> **Aim**
Only the lines from the one containing "Read all visible content and emit it as JSON." through the last line below should be written out, exactly and with both ends kept.

++++ Records for this exercise ++++

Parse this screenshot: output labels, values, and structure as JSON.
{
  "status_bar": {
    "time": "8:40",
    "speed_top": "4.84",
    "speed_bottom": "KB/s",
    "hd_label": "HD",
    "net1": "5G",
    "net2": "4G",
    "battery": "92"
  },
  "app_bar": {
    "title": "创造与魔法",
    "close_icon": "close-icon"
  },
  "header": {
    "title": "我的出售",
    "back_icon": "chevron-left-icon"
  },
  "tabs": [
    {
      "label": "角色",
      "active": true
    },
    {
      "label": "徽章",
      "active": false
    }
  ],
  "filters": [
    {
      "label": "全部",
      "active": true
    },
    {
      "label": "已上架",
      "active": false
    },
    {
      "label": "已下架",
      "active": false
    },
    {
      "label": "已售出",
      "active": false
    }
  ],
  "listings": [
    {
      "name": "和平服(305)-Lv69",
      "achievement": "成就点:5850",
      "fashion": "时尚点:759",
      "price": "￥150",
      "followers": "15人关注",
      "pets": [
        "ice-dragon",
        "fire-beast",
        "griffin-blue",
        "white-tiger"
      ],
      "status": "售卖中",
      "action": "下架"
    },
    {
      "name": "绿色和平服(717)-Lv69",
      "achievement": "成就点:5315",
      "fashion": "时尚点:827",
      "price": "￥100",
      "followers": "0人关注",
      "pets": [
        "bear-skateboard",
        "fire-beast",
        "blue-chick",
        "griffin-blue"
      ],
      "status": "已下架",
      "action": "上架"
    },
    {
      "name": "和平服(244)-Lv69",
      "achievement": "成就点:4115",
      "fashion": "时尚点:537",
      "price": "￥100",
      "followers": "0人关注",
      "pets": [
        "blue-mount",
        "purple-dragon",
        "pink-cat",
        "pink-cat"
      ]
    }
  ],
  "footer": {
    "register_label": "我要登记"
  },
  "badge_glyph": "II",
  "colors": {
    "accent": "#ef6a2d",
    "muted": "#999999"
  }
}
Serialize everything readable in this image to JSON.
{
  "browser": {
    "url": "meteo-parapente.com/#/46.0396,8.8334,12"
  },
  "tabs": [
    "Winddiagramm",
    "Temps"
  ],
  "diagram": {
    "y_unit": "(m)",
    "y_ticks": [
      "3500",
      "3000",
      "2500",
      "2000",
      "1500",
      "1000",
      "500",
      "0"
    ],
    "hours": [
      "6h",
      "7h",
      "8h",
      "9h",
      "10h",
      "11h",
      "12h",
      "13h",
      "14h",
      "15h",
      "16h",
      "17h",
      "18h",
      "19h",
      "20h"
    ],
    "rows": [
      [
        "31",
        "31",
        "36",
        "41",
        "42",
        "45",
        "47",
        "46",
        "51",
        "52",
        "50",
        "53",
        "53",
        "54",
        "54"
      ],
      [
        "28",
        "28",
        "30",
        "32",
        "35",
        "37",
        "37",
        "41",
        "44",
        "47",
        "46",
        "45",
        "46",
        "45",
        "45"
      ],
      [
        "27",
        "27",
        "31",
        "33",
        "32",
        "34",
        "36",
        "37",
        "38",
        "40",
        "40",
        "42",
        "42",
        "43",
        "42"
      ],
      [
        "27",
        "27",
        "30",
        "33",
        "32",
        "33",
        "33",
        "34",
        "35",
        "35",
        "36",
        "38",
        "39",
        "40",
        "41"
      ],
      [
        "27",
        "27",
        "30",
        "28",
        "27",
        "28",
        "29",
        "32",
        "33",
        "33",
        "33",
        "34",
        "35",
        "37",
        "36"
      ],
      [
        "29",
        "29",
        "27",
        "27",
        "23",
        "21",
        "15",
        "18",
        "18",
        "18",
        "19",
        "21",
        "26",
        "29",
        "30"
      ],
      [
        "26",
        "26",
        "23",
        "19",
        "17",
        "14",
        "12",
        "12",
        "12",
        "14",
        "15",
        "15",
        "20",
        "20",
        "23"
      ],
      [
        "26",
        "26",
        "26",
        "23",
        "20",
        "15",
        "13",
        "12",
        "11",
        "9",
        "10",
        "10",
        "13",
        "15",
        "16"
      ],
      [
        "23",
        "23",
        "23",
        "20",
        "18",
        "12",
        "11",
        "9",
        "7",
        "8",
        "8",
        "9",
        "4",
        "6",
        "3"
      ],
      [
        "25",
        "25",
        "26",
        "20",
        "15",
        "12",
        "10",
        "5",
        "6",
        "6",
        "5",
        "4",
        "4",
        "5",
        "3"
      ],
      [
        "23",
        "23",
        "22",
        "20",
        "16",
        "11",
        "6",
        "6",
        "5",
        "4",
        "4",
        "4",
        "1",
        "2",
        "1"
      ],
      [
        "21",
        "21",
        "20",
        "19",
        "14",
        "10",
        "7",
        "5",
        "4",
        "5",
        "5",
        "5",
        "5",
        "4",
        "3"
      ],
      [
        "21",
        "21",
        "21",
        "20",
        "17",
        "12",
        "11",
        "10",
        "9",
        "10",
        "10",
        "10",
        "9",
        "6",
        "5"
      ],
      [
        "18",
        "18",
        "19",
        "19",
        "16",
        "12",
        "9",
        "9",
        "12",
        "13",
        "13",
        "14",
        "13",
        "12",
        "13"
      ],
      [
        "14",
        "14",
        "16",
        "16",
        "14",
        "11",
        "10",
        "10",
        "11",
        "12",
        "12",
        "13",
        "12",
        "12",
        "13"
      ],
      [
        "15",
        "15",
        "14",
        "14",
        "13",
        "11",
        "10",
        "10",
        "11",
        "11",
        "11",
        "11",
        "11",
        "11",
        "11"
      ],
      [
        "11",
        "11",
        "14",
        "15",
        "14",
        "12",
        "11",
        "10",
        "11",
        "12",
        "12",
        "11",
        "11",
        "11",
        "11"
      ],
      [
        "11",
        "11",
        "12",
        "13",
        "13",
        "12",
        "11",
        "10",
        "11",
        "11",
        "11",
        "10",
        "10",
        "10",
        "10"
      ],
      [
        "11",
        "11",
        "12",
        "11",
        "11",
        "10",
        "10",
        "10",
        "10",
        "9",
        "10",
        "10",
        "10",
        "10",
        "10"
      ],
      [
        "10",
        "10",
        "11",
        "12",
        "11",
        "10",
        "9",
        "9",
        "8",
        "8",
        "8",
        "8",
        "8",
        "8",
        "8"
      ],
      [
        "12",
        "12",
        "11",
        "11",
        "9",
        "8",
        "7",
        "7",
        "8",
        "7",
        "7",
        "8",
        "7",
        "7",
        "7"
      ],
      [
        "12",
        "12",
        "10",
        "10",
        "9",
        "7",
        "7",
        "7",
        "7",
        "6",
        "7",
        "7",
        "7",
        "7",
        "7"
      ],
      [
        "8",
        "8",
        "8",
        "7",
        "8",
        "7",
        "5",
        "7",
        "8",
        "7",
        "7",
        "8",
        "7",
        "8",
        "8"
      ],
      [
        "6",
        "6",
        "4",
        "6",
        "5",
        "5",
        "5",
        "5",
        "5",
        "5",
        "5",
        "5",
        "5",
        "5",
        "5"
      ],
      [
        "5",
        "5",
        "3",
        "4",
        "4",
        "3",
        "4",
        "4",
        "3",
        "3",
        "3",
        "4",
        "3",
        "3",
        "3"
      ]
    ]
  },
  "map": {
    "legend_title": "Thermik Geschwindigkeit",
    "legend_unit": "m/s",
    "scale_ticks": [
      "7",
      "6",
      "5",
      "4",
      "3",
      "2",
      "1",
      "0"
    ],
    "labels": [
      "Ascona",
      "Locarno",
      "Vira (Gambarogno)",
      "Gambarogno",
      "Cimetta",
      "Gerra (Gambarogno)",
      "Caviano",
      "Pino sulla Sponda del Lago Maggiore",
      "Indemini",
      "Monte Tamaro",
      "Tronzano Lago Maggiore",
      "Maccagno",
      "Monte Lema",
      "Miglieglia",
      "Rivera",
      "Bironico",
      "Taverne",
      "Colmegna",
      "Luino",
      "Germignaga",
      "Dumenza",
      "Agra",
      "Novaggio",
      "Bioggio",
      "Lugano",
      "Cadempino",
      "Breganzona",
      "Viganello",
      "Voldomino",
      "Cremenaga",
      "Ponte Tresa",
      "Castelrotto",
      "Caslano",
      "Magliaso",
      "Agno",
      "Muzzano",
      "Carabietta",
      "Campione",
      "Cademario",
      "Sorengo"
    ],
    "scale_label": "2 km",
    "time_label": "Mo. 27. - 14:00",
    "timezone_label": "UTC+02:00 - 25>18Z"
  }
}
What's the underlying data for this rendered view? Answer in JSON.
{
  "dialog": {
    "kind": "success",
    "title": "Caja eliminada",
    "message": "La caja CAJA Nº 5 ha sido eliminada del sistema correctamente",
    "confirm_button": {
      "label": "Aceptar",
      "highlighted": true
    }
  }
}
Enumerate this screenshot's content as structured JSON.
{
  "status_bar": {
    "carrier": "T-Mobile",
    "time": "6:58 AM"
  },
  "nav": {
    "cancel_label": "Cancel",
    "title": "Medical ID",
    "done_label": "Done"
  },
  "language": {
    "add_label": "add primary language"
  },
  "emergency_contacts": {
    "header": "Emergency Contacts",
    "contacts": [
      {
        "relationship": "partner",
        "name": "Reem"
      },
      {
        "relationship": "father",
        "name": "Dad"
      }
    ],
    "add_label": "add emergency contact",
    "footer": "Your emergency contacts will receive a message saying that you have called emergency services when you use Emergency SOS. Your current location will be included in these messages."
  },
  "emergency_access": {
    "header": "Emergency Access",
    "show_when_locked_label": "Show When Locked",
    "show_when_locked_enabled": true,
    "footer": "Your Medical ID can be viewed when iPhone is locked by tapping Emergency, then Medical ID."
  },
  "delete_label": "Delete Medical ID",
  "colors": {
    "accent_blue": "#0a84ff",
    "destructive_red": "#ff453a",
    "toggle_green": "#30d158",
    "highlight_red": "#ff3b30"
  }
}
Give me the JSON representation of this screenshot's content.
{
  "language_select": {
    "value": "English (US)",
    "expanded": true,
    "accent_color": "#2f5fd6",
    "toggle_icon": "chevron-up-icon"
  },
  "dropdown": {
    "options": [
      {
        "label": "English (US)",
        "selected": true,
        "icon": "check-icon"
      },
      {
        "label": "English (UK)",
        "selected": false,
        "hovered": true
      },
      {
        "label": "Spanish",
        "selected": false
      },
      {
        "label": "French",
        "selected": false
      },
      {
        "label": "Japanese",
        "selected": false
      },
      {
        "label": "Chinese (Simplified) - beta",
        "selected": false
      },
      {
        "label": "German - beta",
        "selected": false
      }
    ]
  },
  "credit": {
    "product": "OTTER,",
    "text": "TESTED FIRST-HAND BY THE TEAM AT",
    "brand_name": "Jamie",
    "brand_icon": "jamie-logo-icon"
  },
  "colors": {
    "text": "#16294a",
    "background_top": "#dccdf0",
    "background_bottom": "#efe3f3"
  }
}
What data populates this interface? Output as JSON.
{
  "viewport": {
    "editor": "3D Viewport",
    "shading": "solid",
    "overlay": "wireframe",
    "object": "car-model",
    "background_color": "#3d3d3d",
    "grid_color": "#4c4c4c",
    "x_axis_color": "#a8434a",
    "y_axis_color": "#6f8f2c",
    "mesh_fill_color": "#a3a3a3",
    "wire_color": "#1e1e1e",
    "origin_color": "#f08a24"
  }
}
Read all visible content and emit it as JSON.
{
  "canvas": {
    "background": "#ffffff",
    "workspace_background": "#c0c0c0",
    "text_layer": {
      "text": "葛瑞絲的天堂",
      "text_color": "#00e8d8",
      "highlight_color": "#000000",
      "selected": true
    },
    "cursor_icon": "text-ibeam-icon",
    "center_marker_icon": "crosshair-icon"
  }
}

++++

> **Reply to the task**
Read all visible content and emit it as JSON.
{
  "canvas": {
    "background": "#ffffff",
    "workspace_background": "#c0c0c0",
    "text_layer": {
      "text": "葛瑞絲的天堂",
      "text_color": "#00e8d8",
      "highlight_color": "#000000",
      "selected": true
    },
    "cursor_icon": "text-ibeam-icon",
    "center_marker_icon": "crosshair-icon"
  }
}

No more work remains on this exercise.